§ **Work required**:
Write out the material exactly, leaving every picture behind.

§ **Given data**:
--- start ---
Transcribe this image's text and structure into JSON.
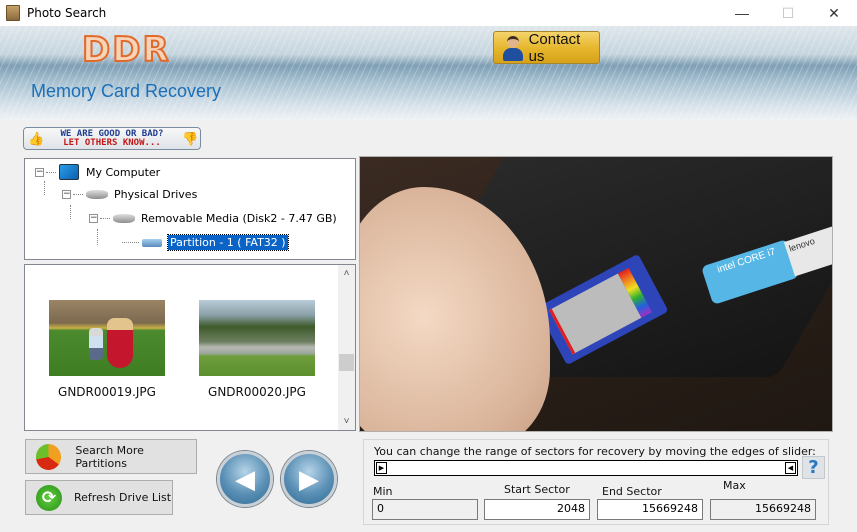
{
  "window": {
    "title": "Photo Search",
    "controls": {
      "minimize": "—",
      "maximize": "☐",
      "close": "✕"
    }
  },
  "header": {
    "logo": "DDR",
    "subtitle": "Memory Card Recovery",
    "contact_label": "Contact us"
  },
  "feedback": {
    "line1": "WE ARE GOOD OR BAD?",
    "line2": "LET OTHERS KNOW...",
    "thumb_up_icon": "👍",
    "thumb_down_icon": "👎"
  },
  "tree": {
    "nodes": [
      {
        "label": "My Computer",
        "icon": "computer-icon",
        "expanded": true
      },
      {
        "label": "Physical Drives",
        "icon": "drive-icon",
        "expanded": true
      },
      {
        "label": "Removable Media (Disk2 - 7.47 GB)",
        "icon": "drive-icon",
        "expanded": true
      },
      {
        "label": "Partition - 1 ( FAT32 )",
        "icon": "usb-drive-icon",
        "selected": true
      }
    ],
    "expander_glyph": "−"
  },
  "thumbnails": {
    "items": [
      {
        "name": "GNDR00019.JPG"
      },
      {
        "name": "GNDR00020.JPG"
      }
    ],
    "scroll_up": "˄",
    "scroll_down": "˅"
  },
  "preview": {
    "intel_label": "intel CORE i7",
    "lenovo_label": "lenovo"
  },
  "actions": {
    "search_more": "Search More Partitions",
    "refresh": "Refresh Drive List",
    "refresh_glyph": "⟳",
    "prev_glyph": "◀",
    "next_glyph": "▶"
  },
  "sector_range": {
    "caption": "You can change the range of sectors for recovery by moving the edges of slider:",
    "help_glyph": "?",
    "left_handle_glyph": "▶",
    "right_handle_glyph": "◀",
    "min_label": "Min",
    "min_value": "0",
    "start_label": "Start Sector",
    "start_value": "2048",
    "end_label": "End Sector",
    "end_value": "15669248",
    "max_label": "Max",
    "max_value": "15669248"
  }
}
--- end ---
§ **Answer**:
Transcribe this image's text and structure into JSON.
{
  "window": {
    "title": "Photo Search",
    "controls": {
      "minimize": "—",
      "maximize": "☐",
      "close": "✕"
    }
  },
  "header": {
    "logo": "DDR",
    "subtitle": "Memory Card Recovery",
    "contact_label": "Contact us"
  },
  "feedback": {
    "line1": "WE ARE GOOD OR BAD?",
    "line2": "LET OTHERS KNOW...",
    "thumb_up_icon": "👍",
    "thumb_down_icon": "👎"
  },
  "tree": {
    "nodes": [
      {
        "label": "My Computer",
        "icon": "computer-icon",
        "expanded": true
      },
      {
        "label": "Physical Drives",
        "icon": "drive-icon",
        "expanded": true
      },
      {
        "label": "Removable Media (Disk2 - 7.47 GB)",
        "icon": "drive-icon",
        "expanded": true
      },
      {
        "label": "Partition - 1 ( FAT32 )",
        "icon": "usb-drive-icon",
        "selected": true
      }
    ],
    "expander_glyph": "−"
  },
  "thumbnails": {
    "items": [
      {
        "name": "GNDR00019.JPG"
      },
      {
        "name": "GNDR00020.JPG"
      }
    ],
    "scroll_up": "˄",
    "scroll_down": "˅"
  },
  "preview": {
    "intel_label": "intel CORE i7",
    "lenovo_label": "lenovo"
  },
  "actions": {
    "search_more": "Search More Partitions",
    "refresh": "Refresh Drive List",
    "refresh_glyph": "⟳",
    "prev_glyph": "◀",
    "next_glyph": "▶"
  },
  "sector_range": {
    "caption": "You can change the range of sectors for recovery by moving the edges of slider:",
    "help_glyph": "?",
    "left_handle_glyph": "▶",
    "right_handle_glyph": "◀",
    "min_label": "Min",
    "min_value": "0",
    "start_label": "Start Sector",
    "start_value": "2048",
    "end_label": "End Sector",
    "end_value": "15669248",
    "max_label": "Max",
    "max_value": "15669248"
  }
}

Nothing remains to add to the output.